## Texto extraído
A primeira carta de Pedro se dirige a cristãos e comunidades de várias províncias romanas situadas na Ásia Menor (1.1). Estas comunidades enfrentavam dificuldades. Sofriam difamação e hostilidade e existia a perspectiva de uma perseguição em grande escala (cf 2.21ss; 3.14; 4.13; 5.9; etc) . A finalidade da carta consiste em fortalecer, consolar e exortar os leitores, a fim de que permaneçam firmes e aprovem a sua fé num mundo hostil. Para tanto o autor lembra os sofrimentos de Cristo, conscientiza as comunidades da graça recebida e da esperança que lhes é própria, e recorre ao batismo para elucidar o que o cristão a partir dele é. Aliás, comentaristas acreditaram ser a primeira carta de Pedro, em grande parte, o protocolo de uma alocução batismal. Nesta tese ë correto que a carta se dirige a comunidades jovens, no entanto, é difícil concebê-la como depoimento de uma prédica a recém-batizados. Esta tese, ultimamente, não é aceita sem fortes ressalvas.

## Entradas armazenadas
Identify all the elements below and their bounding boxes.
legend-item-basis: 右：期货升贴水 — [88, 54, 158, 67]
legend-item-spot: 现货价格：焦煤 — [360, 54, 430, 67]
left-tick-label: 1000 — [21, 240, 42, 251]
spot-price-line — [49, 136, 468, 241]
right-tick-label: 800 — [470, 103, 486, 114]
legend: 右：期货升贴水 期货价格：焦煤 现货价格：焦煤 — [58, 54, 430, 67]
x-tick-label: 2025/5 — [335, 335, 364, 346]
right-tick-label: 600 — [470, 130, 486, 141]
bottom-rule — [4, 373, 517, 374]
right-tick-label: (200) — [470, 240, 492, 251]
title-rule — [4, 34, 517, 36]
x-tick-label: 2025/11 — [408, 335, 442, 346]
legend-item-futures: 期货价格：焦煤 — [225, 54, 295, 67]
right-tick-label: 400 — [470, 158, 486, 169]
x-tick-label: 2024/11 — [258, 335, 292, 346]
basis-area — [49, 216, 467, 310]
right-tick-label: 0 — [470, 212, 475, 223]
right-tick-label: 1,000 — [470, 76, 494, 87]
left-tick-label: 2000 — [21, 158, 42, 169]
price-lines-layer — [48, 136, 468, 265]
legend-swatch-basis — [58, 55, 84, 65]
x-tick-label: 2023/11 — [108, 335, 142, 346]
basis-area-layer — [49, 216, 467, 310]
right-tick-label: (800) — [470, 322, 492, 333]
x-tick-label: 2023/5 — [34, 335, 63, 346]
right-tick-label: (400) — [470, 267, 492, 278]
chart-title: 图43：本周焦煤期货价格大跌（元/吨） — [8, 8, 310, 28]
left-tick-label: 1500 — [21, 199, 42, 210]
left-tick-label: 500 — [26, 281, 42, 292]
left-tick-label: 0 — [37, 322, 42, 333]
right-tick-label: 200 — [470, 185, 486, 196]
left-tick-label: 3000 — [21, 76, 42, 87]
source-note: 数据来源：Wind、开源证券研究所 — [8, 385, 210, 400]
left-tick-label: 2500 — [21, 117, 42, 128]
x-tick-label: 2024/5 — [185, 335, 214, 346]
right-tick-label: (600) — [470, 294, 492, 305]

## Instrução dada 1
Liste todas as referências de capítulo e versículo que aparecem no texto sobre a primeira carta de Pedro.
## Instrução dada 2
Dê continuidade ao texto sobre a primeira carta de Pedro a partir da última frase.

## Resposta do exercício 1
1.1; 2.21ss; 3.14; 4.13; 5.9

## Resposta do exercício 2
Pelo que tudo indica, l Pedro foi redigida em Roma (cf 5.13 – Babilônia é um pseudônimo para a capital do Império Romano). Devido ao forte parentesco da teologia desta carta com a teologia de Paulo, quase se exclui a possibilidade de ela ser da autoria do apóstolo Pedro. Ainda assim não admite dúvidas que a carta pertence aos documentos teologicamente mais importantes de todo o NT, o que já M. Lutero constatou. Apesar do sofrimento que sobreveio às comunidades, forte alegria permeia esta carta. E já pode ser adiantado: Uma prédica sobre um texto de l Pedro será boa na medida em que ela conseguir transmitir esta alegria, vencedora das adversidades e provinda da verdadeira fé.

II – Observações exegéticas

O trecho 2.1-10 dá continuidade a uma série de exortações gerais. Estas, porém, jamais se resumem em simples imperativos. O autor da carta faz questão de sempre de novo ressaltar que o cristão pode o que deve, pois a palavra viva de Deus deu aos leitores a possibilidade e a força para uma nova conduta no mundo. Também em 2.1-10 isto fica inequivocamente claro.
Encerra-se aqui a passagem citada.